● **TO DO**: Exact wording is required for every entry; transcribe all of them and leave the images out.

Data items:

○ ○ ○

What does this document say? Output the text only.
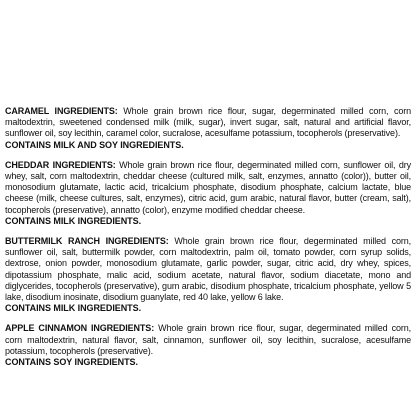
CARAMEL INGREDIENTS: Whole grain brown rice flour, sugar, degerminated milled corn, corn maltodextrin, sweetened condensed milk (milk, sugar), invert sugar, salt, natural and artificial flavor, sunflower oil, soy lecithin, caramel color, sucralose, acesulfame potassium, tocopherols (preservative).

CONTAINS MILK AND SOY INGREDIENTS.

CHEDDAR INGREDIENTS: Whole grain brown rice flour, degerminated milled corn, sunflower oil, dry whey, salt, corn maltodextrin, cheddar cheese (cultured milk, salt, enzymes, annatto (color)), butter oil, monosodium glutamate, lactic acid, tricalcium phosphate, disodium phosphate, calcium lactate, blue cheese (milk, cheese cultures, salt, enzymes), citric acid, gum arabic, natural flavor, butter (cream, salt), tocopherols (preservative), annatto (color), enzyme modified cheddar cheese.

CONTAINS MILK INGREDIENTS.

BUTTERMILK RANCH INGREDIENTS: Whole grain brown rice flour, degerminated milled corn, sunflower oil, salt, buttermilk powder, corn maltodextrin, palm oil, tomato powder, corn syrup solids, dextrose, onion powder, monosodium glutamate, garlic powder, sugar, citric acid, dry whey, spices, dipotassium phosphate, malic acid, sodium acetate, natural flavor, sodium diacetate, mono and diglycerides, tocopherols (preservative), gum arabic, disodium phosphate, tricalcium phosphate, yellow 5 lake, disodium inosinate, disodium guanylate, red 40 lake, yellow 6 lake.

CONTAINS MILK INGREDIENTS.

APPLE CINNAMON INGREDIENTS: Whole grain brown rice flour, sugar, degerminated milled corn, corn maltodextrin, natural flavor, salt, cinnamon, sunflower oil, soy lecithin, sucralose, acesulfame potassium, tocopherols (preservative).

CONTAINS SOY INGREDIENTS.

○ ○ ○

● **TASK RESPONSE**:
What does this document say? Output the text only.
CARAMEL INGREDIENTS: Whole grain brown rice flour, sugar, degerminated milled corn, corn maltodextrin, sweetened condensed milk (milk, sugar), invert sugar, salt, natural and artificial flavor, sunflower oil, soy lecithin, caramel color, sucralose, acesulfame potassium, tocopherols (preservative).

CONTAINS MILK AND SOY INGREDIENTS.

CHEDDAR INGREDIENTS: Whole grain brown rice flour, degerminated milled corn, sunflower oil, dry whey, salt, corn maltodextrin, cheddar cheese (cultured milk, salt, enzymes, annatto (color)), butter oil, monosodium glutamate, lactic acid, tricalcium phosphate, disodium phosphate, calcium lactate, blue cheese (milk, cheese cultures, salt, enzymes), citric acid, gum arabic, natural flavor, butter (cream, salt), tocopherols (preservative), annatto (color), enzyme modified cheddar cheese.

CONTAINS MILK INGREDIENTS.

BUTTERMILK RANCH INGREDIENTS: Whole grain brown rice flour, degerminated milled corn, sunflower oil, salt, buttermilk powder, corn maltodextrin, palm oil, tomato powder, corn syrup solids, dextrose, onion powder, monosodium glutamate, garlic powder, sugar, citric acid, dry whey, spices, dipotassium phosphate, malic acid, sodium acetate, natural flavor, sodium diacetate, mono and diglycerides, tocopherols (preservative), gum arabic, disodium phosphate, tricalcium phosphate, yellow 5 lake, disodium inosinate, disodium guanylate, red 40 lake, yellow 6 lake.

CONTAINS MILK INGREDIENTS.

APPLE CINNAMON INGREDIENTS: Whole grain brown rice flour, sugar, degerminated milled corn, corn maltodextrin, natural flavor, salt, cinnamon, sunflower oil, soy lecithin, sucralose, acesulfame potassium, tocopherols (preservative).

CONTAINS SOY INGREDIENTS.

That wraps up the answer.